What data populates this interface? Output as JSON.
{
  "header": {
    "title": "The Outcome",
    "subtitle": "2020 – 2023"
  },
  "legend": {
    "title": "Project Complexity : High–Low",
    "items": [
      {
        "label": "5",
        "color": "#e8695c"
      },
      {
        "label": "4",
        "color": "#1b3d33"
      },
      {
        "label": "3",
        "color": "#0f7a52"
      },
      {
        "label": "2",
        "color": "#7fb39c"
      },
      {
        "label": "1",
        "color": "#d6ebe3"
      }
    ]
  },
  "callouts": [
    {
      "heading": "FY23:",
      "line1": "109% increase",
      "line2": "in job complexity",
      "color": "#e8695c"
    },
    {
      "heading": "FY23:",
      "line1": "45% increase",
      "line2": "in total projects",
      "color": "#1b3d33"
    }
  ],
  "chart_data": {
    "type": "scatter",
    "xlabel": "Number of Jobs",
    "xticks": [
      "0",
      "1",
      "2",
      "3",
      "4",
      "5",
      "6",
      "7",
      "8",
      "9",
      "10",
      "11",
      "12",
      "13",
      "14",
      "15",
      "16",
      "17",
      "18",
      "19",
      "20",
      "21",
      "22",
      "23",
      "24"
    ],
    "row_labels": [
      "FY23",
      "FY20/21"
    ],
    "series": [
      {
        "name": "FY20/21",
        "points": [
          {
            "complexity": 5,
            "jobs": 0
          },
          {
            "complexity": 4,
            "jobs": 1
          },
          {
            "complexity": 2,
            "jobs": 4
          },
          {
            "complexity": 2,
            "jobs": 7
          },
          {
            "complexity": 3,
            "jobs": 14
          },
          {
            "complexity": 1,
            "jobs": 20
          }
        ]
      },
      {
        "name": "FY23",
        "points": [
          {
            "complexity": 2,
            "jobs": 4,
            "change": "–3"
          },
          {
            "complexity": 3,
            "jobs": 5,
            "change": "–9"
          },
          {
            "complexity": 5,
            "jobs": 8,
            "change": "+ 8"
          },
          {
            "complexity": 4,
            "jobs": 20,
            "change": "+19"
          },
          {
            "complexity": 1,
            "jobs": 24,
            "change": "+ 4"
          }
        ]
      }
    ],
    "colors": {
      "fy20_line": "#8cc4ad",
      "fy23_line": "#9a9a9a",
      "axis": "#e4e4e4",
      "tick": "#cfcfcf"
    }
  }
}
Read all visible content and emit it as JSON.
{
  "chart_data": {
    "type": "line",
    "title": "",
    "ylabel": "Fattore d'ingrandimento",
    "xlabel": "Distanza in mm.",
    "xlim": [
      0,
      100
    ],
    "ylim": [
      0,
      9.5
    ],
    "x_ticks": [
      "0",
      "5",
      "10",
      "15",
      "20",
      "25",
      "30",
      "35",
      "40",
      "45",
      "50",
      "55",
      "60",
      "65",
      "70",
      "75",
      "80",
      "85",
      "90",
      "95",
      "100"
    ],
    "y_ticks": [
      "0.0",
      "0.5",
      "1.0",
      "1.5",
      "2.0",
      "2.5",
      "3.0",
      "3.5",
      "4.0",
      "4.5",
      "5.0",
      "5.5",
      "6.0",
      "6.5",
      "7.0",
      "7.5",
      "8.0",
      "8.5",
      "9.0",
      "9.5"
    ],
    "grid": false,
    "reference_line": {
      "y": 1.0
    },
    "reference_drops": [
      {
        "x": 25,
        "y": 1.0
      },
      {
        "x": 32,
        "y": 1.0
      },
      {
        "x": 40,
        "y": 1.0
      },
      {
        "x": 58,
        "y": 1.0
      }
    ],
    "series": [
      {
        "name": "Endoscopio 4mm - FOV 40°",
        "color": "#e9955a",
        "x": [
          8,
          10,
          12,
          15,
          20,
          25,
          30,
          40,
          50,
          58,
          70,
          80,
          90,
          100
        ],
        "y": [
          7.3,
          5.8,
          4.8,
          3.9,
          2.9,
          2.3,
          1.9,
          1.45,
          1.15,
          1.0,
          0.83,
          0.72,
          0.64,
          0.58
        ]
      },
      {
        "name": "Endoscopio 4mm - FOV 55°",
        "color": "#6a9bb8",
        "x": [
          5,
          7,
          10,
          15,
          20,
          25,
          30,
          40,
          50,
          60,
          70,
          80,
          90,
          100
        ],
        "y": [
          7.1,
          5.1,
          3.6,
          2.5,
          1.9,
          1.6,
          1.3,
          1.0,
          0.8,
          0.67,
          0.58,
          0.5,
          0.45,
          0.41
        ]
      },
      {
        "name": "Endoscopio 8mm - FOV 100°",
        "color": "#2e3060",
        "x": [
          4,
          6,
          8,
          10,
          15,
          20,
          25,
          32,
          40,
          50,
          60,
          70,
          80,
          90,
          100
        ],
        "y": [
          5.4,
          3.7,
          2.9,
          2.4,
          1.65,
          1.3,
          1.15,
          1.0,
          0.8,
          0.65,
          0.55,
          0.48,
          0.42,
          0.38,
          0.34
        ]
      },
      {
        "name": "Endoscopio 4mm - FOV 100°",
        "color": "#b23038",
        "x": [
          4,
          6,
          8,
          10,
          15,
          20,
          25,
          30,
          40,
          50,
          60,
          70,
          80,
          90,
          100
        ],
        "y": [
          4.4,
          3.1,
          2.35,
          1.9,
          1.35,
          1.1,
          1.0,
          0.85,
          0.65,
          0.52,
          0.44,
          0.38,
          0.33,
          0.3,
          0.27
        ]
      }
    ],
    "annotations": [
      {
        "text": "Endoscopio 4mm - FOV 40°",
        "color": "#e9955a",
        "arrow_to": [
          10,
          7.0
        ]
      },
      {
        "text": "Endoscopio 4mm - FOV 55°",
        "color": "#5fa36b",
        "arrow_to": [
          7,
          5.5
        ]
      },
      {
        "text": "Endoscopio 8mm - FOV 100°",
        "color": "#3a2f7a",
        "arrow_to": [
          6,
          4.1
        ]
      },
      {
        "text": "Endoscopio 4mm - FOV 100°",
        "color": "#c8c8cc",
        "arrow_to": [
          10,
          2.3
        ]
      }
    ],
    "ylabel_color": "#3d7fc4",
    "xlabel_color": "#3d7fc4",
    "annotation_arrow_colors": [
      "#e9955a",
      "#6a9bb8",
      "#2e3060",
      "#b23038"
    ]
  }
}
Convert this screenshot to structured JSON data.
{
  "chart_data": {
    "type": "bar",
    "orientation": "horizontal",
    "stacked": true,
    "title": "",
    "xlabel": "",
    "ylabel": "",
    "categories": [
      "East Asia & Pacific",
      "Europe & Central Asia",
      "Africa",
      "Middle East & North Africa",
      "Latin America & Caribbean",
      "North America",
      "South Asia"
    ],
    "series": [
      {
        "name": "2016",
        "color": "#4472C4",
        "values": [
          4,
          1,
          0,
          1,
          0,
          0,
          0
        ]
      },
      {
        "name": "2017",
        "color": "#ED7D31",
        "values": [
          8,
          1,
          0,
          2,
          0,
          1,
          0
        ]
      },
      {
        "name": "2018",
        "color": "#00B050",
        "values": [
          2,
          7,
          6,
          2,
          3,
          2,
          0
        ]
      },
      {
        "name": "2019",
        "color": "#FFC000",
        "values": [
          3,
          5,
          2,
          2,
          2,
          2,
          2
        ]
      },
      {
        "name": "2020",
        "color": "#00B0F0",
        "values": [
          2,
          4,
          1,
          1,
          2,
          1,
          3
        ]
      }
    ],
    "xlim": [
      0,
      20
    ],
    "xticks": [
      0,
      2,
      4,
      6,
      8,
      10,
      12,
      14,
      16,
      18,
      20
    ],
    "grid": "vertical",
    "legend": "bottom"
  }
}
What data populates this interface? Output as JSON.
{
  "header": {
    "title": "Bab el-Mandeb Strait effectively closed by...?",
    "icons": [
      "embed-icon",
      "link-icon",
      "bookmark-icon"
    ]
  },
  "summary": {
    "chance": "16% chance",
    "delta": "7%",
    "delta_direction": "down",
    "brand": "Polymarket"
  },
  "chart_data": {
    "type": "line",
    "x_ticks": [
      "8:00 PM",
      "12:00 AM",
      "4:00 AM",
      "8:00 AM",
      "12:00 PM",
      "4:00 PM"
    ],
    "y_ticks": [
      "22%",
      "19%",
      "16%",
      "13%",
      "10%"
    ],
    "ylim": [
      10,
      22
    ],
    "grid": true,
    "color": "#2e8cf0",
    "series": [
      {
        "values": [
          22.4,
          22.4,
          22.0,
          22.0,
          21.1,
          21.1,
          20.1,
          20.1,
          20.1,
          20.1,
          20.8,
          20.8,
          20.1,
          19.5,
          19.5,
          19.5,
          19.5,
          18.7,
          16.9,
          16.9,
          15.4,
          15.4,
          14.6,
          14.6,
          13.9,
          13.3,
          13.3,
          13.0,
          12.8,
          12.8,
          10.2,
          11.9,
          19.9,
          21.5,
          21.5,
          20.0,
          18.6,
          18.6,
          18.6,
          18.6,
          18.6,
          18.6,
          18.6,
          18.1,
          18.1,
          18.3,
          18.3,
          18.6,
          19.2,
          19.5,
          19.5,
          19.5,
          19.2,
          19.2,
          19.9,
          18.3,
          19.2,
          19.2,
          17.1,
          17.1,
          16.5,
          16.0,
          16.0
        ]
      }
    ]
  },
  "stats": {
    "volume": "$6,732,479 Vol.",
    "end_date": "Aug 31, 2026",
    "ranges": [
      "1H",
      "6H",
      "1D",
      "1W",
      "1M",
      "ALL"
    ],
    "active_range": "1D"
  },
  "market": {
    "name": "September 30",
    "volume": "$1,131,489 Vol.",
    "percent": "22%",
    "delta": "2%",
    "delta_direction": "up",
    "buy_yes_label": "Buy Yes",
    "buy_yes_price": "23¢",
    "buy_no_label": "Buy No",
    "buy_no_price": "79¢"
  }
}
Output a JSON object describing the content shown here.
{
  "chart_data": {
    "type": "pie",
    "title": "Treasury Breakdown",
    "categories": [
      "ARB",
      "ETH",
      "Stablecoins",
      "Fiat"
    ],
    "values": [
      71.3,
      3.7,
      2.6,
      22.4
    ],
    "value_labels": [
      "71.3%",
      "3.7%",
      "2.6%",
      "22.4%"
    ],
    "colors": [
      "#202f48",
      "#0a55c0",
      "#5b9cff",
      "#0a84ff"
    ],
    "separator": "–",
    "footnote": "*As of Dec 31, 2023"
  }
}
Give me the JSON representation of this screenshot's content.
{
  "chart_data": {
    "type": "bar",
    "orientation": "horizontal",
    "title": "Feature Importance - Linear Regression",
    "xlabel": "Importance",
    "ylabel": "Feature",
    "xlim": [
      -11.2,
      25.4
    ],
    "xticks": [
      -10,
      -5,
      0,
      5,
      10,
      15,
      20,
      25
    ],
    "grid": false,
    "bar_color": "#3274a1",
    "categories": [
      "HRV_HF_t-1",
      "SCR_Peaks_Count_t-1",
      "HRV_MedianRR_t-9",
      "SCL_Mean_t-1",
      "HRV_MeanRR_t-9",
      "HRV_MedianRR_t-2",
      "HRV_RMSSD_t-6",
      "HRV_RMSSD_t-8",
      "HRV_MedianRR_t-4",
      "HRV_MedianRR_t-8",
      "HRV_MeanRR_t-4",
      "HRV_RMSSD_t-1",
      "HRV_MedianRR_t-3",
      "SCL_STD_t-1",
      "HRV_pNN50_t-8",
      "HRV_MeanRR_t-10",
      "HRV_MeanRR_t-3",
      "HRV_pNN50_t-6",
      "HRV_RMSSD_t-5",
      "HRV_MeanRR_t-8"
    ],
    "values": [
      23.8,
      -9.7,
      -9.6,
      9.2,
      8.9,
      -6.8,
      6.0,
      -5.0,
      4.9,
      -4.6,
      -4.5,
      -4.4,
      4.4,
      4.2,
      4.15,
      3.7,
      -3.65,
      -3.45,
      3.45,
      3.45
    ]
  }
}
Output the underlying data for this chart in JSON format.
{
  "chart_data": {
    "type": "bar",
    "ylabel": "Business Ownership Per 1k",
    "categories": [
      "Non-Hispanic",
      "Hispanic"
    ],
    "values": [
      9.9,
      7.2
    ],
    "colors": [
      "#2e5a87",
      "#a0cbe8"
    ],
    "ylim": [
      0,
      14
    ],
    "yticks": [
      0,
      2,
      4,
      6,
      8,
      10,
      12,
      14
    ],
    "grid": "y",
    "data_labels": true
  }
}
-=-=-
**What you will do**
Give again the lines from the line holding "Give me the" through the close of the listing, both included, exactly as written and with nothing else.

**Solution for this problem**
Give me the JSON representation of this screenshot's content.
{
  "chart_data": {
    "type": "bar",
    "orientation": "horizontal",
    "title": "Feature Importance - Linear Regression",
    "xlabel": "Importance",
    "ylabel": "Feature",
    "xlim": [
      -11.2,
      25.4
    ],
    "xticks": [
      -10,
      -5,
      0,
      5,
      10,
      15,
      20,
      25
    ],
    "grid": false,
    "bar_color": "#3274a1",
    "categories": [
      "HRV_HF_t-1",
      "SCR_Peaks_Count_t-1",
      "HRV_MedianRR_t-9",
      "SCL_Mean_t-1",
      "HRV_MeanRR_t-9",
      "HRV_MedianRR_t-2",
      "HRV_RMSSD_t-6",
      "HRV_RMSSD_t-8",
      "HRV_MedianRR_t-4",
      "HRV_MedianRR_t-8",
      "HRV_MeanRR_t-4",
      "HRV_RMSSD_t-1",
      "HRV_MedianRR_t-3",
      "SCL_STD_t-1",
      "HRV_pNN50_t-8",
      "HRV_MeanRR_t-10",
      "HRV_MeanRR_t-3",
      "HRV_pNN50_t-6",
      "HRV_RMSSD_t-5",
      "HRV_MeanRR_t-8"
    ],
    "values": [
      23.8,
      -9.7,
      -9.6,
      9.2,
      8.9,
      -6.8,
      6.0,
      -5.0,
      4.9,
      -4.6,
      -4.5,
      -4.4,
      4.4,
      4.2,
      4.15,
      3.7,
      -3.65,
      -3.45,
      3.45,
      3.45
    ]
  }
}
Output the underlying data for this chart in JSON format.
{
  "chart_data": {
    "type": "bar",
    "ylabel": "Business Ownership Per 1k",
    "categories": [
      "Non-Hispanic",
      "Hispanic"
    ],
    "values": [
      9.9,
      7.2
    ],
    "colors": [
      "#2e5a87",
      "#a0cbe8"
    ],
    "ylim": [
      0,
      14
    ],
    "yticks": [
      0,
      2,
      4,
      6,
      8,
      10,
      12,
      14
    ],
    "grid": "y",
    "data_labels": true
  }
}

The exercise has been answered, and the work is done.